[What is asked] Go through the records underneath and write each one out again exactly.

[Records supplied]
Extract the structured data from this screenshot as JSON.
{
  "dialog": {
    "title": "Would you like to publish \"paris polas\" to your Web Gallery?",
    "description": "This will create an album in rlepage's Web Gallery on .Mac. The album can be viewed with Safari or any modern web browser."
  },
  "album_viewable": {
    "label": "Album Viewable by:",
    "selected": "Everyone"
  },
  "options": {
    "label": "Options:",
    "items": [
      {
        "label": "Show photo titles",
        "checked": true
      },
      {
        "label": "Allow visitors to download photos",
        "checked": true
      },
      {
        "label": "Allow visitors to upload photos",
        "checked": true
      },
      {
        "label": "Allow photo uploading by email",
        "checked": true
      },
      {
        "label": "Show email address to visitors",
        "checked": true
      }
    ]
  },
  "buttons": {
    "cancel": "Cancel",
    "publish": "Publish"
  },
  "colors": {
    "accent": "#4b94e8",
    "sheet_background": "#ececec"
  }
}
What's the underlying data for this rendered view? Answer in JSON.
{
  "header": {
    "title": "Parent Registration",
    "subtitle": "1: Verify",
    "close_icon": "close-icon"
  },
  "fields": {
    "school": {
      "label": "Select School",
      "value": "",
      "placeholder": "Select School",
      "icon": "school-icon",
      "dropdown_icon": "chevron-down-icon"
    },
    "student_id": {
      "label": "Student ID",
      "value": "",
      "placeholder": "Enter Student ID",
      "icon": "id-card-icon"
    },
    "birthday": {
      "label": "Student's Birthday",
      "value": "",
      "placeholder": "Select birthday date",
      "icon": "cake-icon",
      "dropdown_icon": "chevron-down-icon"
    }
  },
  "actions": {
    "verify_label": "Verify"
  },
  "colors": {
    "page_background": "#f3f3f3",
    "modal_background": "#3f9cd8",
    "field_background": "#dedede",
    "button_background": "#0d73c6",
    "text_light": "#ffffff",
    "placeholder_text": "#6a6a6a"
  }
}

[Output of the task]
Extract the structured data from this screenshot as JSON.
{
  "dialog": {
    "title": "Would you like to publish \"paris polas\" to your Web Gallery?",
    "description": "This will create an album in rlepage's Web Gallery on .Mac. The album can be viewed with Safari or any modern web browser."
  },
  "album_viewable": {
    "label": "Album Viewable by:",
    "selected": "Everyone"
  },
  "options": {
    "label": "Options:",
    "items": [
      {
        "label": "Show photo titles",
        "checked": true
      },
      {
        "label": "Allow visitors to download photos",
        "checked": true
      },
      {
        "label": "Allow visitors to upload photos",
        "checked": true
      },
      {
        "label": "Allow photo uploading by email",
        "checked": true
      },
      {
        "label": "Show email address to visitors",
        "checked": true
      }
    ]
  },
  "buttons": {
    "cancel": "Cancel",
    "publish": "Publish"
  },
  "colors": {
    "accent": "#4b94e8",
    "sheet_background": "#ececec"
  }
}
What's the underlying data for this rendered view? Answer in JSON.
{
  "header": {
    "title": "Parent Registration",
    "subtitle": "1: Verify",
    "close_icon": "close-icon"
  },
  "fields": {
    "school": {
      "label": "Select School",
      "value": "",
      "placeholder": "Select School",
      "icon": "school-icon",
      "dropdown_icon": "chevron-down-icon"
    },
    "student_id": {
      "label": "Student ID",
      "value": "",
      "placeholder": "Enter Student ID",
      "icon": "id-card-icon"
    },
    "birthday": {
      "label": "Student's Birthday",
      "value": "",
      "placeholder": "Select birthday date",
      "icon": "cake-icon",
      "dropdown_icon": "chevron-down-icon"
    }
  },
  "actions": {
    "verify_label": "Verify"
  },
  "colors": {
    "page_background": "#f3f3f3",
    "modal_background": "#3f9cd8",
    "field_background": "#dedede",
    "button_background": "#0d73c6",
    "text_light": "#ffffff",
    "placeholder_text": "#6a6a6a"
  }
}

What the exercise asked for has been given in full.